***** Data extract

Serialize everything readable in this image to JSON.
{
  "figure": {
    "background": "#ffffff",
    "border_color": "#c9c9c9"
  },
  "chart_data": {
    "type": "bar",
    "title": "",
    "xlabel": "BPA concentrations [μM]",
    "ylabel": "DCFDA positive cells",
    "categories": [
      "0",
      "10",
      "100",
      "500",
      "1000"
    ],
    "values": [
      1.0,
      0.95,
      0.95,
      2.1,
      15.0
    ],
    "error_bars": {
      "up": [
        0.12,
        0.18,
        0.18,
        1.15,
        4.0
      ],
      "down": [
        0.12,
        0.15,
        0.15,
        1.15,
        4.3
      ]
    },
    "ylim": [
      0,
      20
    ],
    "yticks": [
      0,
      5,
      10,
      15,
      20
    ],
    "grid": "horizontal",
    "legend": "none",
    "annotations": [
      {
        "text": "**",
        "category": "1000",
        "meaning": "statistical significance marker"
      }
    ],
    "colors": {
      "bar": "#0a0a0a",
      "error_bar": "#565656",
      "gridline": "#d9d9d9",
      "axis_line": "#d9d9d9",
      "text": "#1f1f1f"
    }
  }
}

**********
***** Data extract

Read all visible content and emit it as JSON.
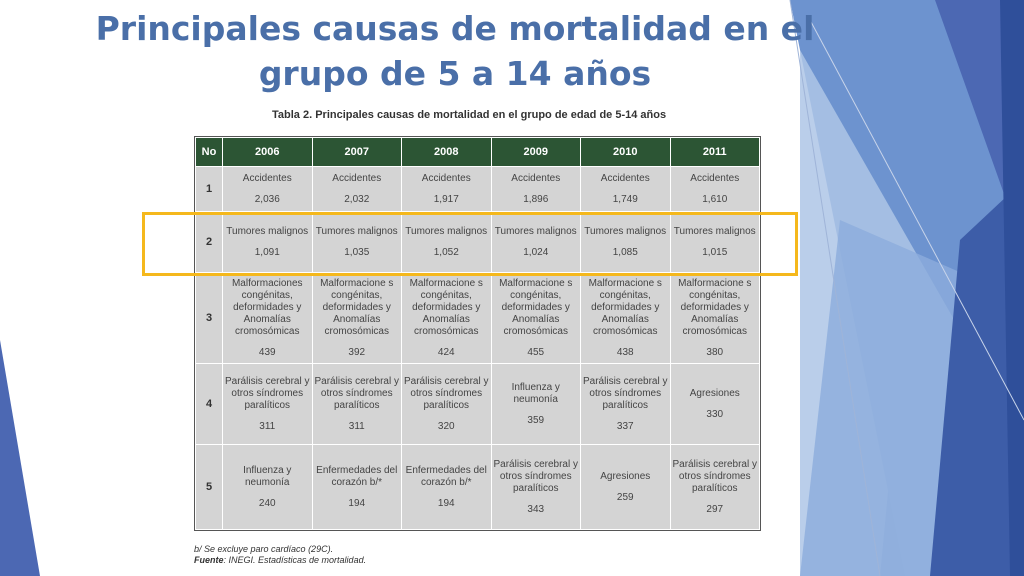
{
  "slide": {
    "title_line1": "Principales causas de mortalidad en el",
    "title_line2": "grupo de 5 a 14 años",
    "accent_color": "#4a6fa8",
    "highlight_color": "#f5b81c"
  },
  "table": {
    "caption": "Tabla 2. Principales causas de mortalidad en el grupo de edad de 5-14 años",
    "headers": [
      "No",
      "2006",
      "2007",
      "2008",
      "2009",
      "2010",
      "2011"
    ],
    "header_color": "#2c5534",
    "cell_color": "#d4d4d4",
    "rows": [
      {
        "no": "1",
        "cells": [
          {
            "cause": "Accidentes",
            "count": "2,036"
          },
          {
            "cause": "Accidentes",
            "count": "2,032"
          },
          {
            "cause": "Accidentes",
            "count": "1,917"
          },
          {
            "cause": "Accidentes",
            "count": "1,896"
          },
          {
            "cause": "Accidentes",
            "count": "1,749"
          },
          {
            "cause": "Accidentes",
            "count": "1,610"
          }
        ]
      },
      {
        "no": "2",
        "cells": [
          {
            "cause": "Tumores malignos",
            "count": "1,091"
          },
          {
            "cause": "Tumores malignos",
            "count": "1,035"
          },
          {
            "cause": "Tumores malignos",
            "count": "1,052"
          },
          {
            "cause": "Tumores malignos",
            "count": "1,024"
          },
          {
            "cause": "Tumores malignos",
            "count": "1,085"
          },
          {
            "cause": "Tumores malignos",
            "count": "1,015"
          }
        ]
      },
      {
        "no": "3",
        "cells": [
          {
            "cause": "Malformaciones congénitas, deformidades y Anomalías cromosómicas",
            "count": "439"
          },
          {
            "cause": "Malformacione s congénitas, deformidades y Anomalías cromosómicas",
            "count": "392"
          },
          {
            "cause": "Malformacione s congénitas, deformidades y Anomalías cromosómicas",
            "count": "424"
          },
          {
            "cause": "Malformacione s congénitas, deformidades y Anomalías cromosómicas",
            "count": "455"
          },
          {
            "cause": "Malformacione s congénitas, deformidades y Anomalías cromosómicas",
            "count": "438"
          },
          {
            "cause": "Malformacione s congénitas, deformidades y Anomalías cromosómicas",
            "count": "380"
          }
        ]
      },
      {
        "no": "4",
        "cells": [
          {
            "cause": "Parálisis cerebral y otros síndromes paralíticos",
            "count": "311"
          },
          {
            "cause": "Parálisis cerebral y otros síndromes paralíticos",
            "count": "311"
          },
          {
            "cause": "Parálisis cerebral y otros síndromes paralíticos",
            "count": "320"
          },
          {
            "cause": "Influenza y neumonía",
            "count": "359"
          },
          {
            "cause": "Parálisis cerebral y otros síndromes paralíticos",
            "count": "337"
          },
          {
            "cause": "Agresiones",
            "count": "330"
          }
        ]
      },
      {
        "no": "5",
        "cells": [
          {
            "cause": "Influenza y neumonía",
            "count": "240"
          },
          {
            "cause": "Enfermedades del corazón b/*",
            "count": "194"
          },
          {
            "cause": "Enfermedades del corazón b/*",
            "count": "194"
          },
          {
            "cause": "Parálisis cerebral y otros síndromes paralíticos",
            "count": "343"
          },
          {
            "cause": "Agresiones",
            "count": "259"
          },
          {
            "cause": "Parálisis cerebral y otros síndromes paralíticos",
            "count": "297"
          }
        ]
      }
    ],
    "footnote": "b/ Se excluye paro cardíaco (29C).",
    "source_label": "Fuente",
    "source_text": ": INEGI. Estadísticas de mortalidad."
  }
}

**********

#### What needs to be done:
Go through the listing above and return every line where the word "años" occurs.

#### Exercise result:
    "title_line2": "grupo de 5 a 14 años",
    "caption": "Tabla 2. Principales causas de mortalidad en el grupo de edad de 5-14 años",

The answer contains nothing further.